§ **MATERIAL**:
================

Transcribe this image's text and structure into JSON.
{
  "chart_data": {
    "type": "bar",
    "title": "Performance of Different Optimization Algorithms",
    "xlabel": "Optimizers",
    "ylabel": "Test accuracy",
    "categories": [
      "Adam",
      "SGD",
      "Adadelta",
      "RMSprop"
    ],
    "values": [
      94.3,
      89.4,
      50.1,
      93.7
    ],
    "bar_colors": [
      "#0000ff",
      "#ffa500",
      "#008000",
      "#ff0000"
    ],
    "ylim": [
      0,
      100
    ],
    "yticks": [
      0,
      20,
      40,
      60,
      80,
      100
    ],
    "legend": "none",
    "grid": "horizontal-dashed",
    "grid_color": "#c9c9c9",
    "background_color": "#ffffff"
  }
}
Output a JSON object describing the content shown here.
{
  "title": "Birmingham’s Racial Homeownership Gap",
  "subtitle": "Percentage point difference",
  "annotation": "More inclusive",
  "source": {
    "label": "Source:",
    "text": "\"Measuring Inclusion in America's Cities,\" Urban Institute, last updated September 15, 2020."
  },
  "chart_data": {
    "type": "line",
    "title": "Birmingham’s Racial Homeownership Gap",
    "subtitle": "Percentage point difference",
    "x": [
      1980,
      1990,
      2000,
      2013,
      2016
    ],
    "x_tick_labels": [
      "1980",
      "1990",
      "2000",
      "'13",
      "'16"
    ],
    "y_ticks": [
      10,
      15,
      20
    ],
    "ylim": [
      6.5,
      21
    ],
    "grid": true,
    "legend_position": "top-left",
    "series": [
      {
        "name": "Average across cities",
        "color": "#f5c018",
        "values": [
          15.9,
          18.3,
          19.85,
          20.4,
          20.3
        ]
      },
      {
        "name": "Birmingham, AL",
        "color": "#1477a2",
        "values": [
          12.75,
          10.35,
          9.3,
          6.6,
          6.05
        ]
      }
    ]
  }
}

================

§ **THE PROBLEM**: Print every line of the records exactly. Omit nothing.

§ **ANSWER IN FULL**:
Transcribe this image's text and structure into JSON.
{
  "chart_data": {
    "type": "bar",
    "title": "Performance of Different Optimization Algorithms",
    "xlabel": "Optimizers",
    "ylabel": "Test accuracy",
    "categories": [
      "Adam",
      "SGD",
      "Adadelta",
      "RMSprop"
    ],
    "values": [
      94.3,
      89.4,
      50.1,
      93.7
    ],
    "bar_colors": [
      "#0000ff",
      "#ffa500",
      "#008000",
      "#ff0000"
    ],
    "ylim": [
      0,
      100
    ],
    "yticks": [
      0,
      20,
      40,
      60,
      80,
      100
    ],
    "legend": "none",
    "grid": "horizontal-dashed",
    "grid_color": "#c9c9c9",
    "background_color": "#ffffff"
  }
}
Output a JSON object describing the content shown here.
{
  "title": "Birmingham’s Racial Homeownership Gap",
  "subtitle": "Percentage point difference",
  "annotation": "More inclusive",
  "source": {
    "label": "Source:",
    "text": "\"Measuring Inclusion in America's Cities,\" Urban Institute, last updated September 15, 2020."
  },
  "chart_data": {
    "type": "line",
    "title": "Birmingham’s Racial Homeownership Gap",
    "subtitle": "Percentage point difference",
    "x": [
      1980,
      1990,
      2000,
      2013,
      2016
    ],
    "x_tick_labels": [
      "1980",
      "1990",
      "2000",
      "'13",
      "'16"
    ],
    "y_ticks": [
      10,
      15,
      20
    ],
    "ylim": [
      6.5,
      21
    ],
    "grid": true,
    "legend_position": "top-left",
    "series": [
      {
        "name": "Average across cities",
        "color": "#f5c018",
        "values": [
          15.9,
          18.3,
          19.85,
          20.4,
          20.3
        ]
      },
      {
        "name": "Birmingham, AL",
        "color": "#1477a2",
        "values": [
          12.75,
          10.35,
          9.3,
          6.6,
          6.05
        ]
      }
    ]
  }
}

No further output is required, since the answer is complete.